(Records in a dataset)
··········

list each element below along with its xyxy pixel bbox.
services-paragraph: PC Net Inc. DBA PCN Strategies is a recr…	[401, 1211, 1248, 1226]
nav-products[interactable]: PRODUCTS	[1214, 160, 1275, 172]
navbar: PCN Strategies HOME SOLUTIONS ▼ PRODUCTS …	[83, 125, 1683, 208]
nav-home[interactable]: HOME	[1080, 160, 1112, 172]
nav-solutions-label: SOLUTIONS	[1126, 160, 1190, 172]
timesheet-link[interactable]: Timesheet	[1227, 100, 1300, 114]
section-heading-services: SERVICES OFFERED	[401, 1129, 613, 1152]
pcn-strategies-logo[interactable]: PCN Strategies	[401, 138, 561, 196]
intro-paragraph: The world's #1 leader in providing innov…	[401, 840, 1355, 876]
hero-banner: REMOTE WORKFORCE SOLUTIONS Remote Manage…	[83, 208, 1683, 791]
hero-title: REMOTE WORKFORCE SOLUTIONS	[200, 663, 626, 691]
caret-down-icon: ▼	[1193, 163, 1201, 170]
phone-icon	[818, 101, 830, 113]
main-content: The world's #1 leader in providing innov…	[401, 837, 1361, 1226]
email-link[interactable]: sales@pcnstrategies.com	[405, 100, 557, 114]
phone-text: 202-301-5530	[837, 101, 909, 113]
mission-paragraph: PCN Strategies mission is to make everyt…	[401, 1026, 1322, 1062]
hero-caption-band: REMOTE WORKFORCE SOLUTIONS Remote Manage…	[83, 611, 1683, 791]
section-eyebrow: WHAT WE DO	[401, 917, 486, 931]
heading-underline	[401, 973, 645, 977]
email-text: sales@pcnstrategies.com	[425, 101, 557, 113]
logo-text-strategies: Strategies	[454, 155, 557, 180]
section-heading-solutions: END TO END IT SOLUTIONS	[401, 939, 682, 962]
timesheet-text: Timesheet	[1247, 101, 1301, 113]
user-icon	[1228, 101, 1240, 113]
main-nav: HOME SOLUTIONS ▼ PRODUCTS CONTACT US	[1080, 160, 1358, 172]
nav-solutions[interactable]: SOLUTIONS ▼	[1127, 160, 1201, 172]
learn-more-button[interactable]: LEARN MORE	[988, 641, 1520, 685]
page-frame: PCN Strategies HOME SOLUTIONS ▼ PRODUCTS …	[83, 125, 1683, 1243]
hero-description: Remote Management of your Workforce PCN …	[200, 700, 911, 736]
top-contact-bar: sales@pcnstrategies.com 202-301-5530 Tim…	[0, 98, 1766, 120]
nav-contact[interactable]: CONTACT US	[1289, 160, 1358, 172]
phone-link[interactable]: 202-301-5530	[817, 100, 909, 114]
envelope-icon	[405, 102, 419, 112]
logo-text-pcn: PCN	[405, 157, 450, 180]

··········

* Work to be completed *
Replace "SERVICES OFFERED" with "SERVICES PROVIDED" in the data from its first line through the line containing "155, 557, 180]", inclusive. Return only those lines, with nothing else changed.

* Exercise output *
list each element below along with its xyxy pixel bbox.
services-paragraph: PC Net Inc. DBA PCN Strategies is a recr…	[401, 1211, 1248, 1226]
nav-products[interactable]: PRODUCTS	[1214, 160, 1275, 172]
navbar: PCN Strategies HOME SOLUTIONS ▼ PRODUCTS …	[83, 125, 1683, 208]
nav-home[interactable]: HOME	[1080, 160, 1112, 172]
nav-solutions-label: SOLUTIONS	[1126, 160, 1190, 172]
timesheet-link[interactable]: Timesheet	[1227, 100, 1300, 114]
section-heading-services: SERVICES PROVIDED	[401, 1129, 613, 1152]
pcn-strategies-logo[interactable]: PCN Strategies	[401, 138, 561, 196]
intro-paragraph: The world's #1 leader in providing innov…	[401, 840, 1355, 876]
hero-banner: REMOTE WORKFORCE SOLUTIONS Remote Manage…	[83, 208, 1683, 791]
hero-title: REMOTE WORKFORCE SOLUTIONS	[200, 663, 626, 691]
caret-down-icon: ▼	[1193, 163, 1201, 170]
phone-icon	[818, 101, 830, 113]
main-content: The world's #1 leader in providing innov…	[401, 837, 1361, 1226]
email-link[interactable]: sales@pcnstrategies.com	[405, 100, 557, 114]
phone-text: 202-301-5530	[837, 101, 909, 113]
mission-paragraph: PCN Strategies mission is to make everyt…	[401, 1026, 1322, 1062]
hero-caption-band: REMOTE WORKFORCE SOLUTIONS Remote Manage…	[83, 611, 1683, 791]
section-eyebrow: WHAT WE DO	[401, 917, 486, 931]
heading-underline	[401, 973, 645, 977]
email-text: sales@pcnstrategies.com	[425, 101, 557, 113]
logo-text-strategies: Strategies	[454, 155, 557, 180]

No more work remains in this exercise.